What is asked:
Give all of the lines again, with nothing added or dropped.
-- Start The records --
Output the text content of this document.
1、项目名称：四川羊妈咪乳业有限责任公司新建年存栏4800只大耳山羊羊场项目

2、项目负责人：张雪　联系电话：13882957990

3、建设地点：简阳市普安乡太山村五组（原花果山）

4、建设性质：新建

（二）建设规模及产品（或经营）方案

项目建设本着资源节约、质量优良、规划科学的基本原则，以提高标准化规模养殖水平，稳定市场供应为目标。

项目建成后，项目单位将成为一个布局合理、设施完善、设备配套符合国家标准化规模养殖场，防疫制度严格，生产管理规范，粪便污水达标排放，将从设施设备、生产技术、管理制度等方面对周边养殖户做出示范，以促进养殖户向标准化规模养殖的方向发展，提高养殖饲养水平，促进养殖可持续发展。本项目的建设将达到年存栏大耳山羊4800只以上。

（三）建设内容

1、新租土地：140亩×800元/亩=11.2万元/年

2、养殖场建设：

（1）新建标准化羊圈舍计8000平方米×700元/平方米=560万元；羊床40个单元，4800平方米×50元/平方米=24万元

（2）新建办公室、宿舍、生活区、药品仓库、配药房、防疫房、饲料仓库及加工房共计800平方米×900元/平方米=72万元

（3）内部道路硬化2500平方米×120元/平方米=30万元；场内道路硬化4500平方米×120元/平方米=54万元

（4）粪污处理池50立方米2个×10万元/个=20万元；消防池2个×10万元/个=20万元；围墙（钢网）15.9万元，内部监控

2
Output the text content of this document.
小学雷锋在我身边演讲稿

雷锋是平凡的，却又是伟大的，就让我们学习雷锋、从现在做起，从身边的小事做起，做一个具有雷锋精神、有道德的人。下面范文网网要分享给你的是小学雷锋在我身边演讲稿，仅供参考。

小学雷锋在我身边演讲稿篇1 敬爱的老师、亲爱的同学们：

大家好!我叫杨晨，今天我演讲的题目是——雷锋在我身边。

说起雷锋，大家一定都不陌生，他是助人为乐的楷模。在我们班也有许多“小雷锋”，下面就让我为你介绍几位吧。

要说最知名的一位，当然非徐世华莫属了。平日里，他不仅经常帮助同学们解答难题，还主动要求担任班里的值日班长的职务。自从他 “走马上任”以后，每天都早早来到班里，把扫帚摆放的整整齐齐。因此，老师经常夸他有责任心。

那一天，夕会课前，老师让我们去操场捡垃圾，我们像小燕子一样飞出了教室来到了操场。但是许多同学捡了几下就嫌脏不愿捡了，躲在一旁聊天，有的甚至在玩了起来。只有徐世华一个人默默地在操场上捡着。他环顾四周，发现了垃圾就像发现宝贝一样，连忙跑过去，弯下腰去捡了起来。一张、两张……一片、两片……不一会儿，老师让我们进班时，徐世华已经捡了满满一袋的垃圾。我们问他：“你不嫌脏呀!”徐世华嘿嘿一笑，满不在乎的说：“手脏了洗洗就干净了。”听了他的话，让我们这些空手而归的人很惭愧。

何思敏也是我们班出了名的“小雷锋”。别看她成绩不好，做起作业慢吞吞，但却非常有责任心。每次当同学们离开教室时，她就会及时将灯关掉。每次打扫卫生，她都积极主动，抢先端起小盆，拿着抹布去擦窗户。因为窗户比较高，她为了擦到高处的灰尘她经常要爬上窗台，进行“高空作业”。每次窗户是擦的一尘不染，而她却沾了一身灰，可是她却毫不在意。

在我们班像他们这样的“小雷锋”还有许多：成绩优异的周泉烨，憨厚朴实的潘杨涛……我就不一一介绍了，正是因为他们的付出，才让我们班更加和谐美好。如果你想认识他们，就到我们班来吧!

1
-- End The records --
Written response:
Output the text content of this document.
1、项目名称：四川羊妈咪乳业有限责任公司新建年存栏4800只大耳山羊羊场项目

2、项目负责人：张雪　联系电话：13882957990

3、建设地点：简阳市普安乡太山村五组（原花果山）

4、建设性质：新建

（二）建设规模及产品（或经营）方案

项目建设本着资源节约、质量优良、规划科学的基本原则，以提高标准化规模养殖水平，稳定市场供应为目标。

项目建成后，项目单位将成为一个布局合理、设施完善、设备配套符合国家标准化规模养殖场，防疫制度严格，生产管理规范，粪便污水达标排放，将从设施设备、生产技术、管理制度等方面对周边养殖户做出示范，以促进养殖户向标准化规模养殖的方向发展，提高养殖饲养水平，促进养殖可持续发展。本项目的建设将达到年存栏大耳山羊4800只以上。

（三）建设内容

1、新租土地：140亩×800元/亩=11.2万元/年

2、养殖场建设：

（1）新建标准化羊圈舍计8000平方米×700元/平方米=560万元；羊床40个单元，4800平方米×50元/平方米=24万元

（2）新建办公室、宿舍、生活区、药品仓库、配药房、防疫房、饲料仓库及加工房共计800平方米×900元/平方米=72万元

（3）内部道路硬化2500平方米×120元/平方米=30万元；场内道路硬化4500平方米×120元/平方米=54万元

（4）粪污处理池50立方米2个×10万元/个=20万元；消防池2个×10万元/个=20万元；围墙（钢网）15.9万元，内部监控

2
Output the text content of this document.
小学雷锋在我身边演讲稿

雷锋是平凡的，却又是伟大的，就让我们学习雷锋、从现在做起，从身边的小事做起，做一个具有雷锋精神、有道德的人。下面范文网网要分享给你的是小学雷锋在我身边演讲稿，仅供参考。

小学雷锋在我身边演讲稿篇1 敬爱的老师、亲爱的同学们：

大家好!我叫杨晨，今天我演讲的题目是——雷锋在我身边。

说起雷锋，大家一定都不陌生，他是助人为乐的楷模。在我们班也有许多“小雷锋”，下面就让我为你介绍几位吧。

要说最知名的一位，当然非徐世华莫属了。平日里，他不仅经常帮助同学们解答难题，还主动要求担任班里的值日班长的职务。自从他 “走马上任”以后，每天都早早来到班里，把扫帚摆放的整整齐齐。因此，老师经常夸他有责任心。

那一天，夕会课前，老师让我们去操场捡垃圾，我们像小燕子一样飞出了教室来到了操场。但是许多同学捡了几下就嫌脏不愿捡了，躲在一旁聊天，有的甚至在玩了起来。只有徐世华一个人默默地在操场上捡着。他环顾四周，发现了垃圾就像发现宝贝一样，连忙跑过去，弯下腰去捡了起来。一张、两张……一片、两片……不一会儿，老师让我们进班时，徐世华已经捡了满满一袋的垃圾。我们问他：“你不嫌脏呀!”徐世华嘿嘿一笑，满不在乎的说：“手脏了洗洗就干净了。”听了他的话，让我们这些空手而归的人很惭愧。

何思敏也是我们班出了名的“小雷锋”。别看她成绩不好，做起作业慢吞吞，但却非常有责任心。每次当同学们离开教室时，她就会及时将灯关掉。每次打扫卫生，她都积极主动，抢先端起小盆，拿着抹布去擦窗户。因为窗户比较高，她为了擦到高处的灰尘她经常要爬上窗台，进行“高空作业”。每次窗户是擦的一尘不染，而她却沾了一身灰，可是她却毫不在意。

在我们班像他们这样的“小雷锋”还有许多：成绩优异的周泉烨，憨厚朴实的潘杨涛……我就不一一介绍了，正是因为他们的付出，才让我们班更加和谐美好。如果你想认识他们，就到我们班来吧!

1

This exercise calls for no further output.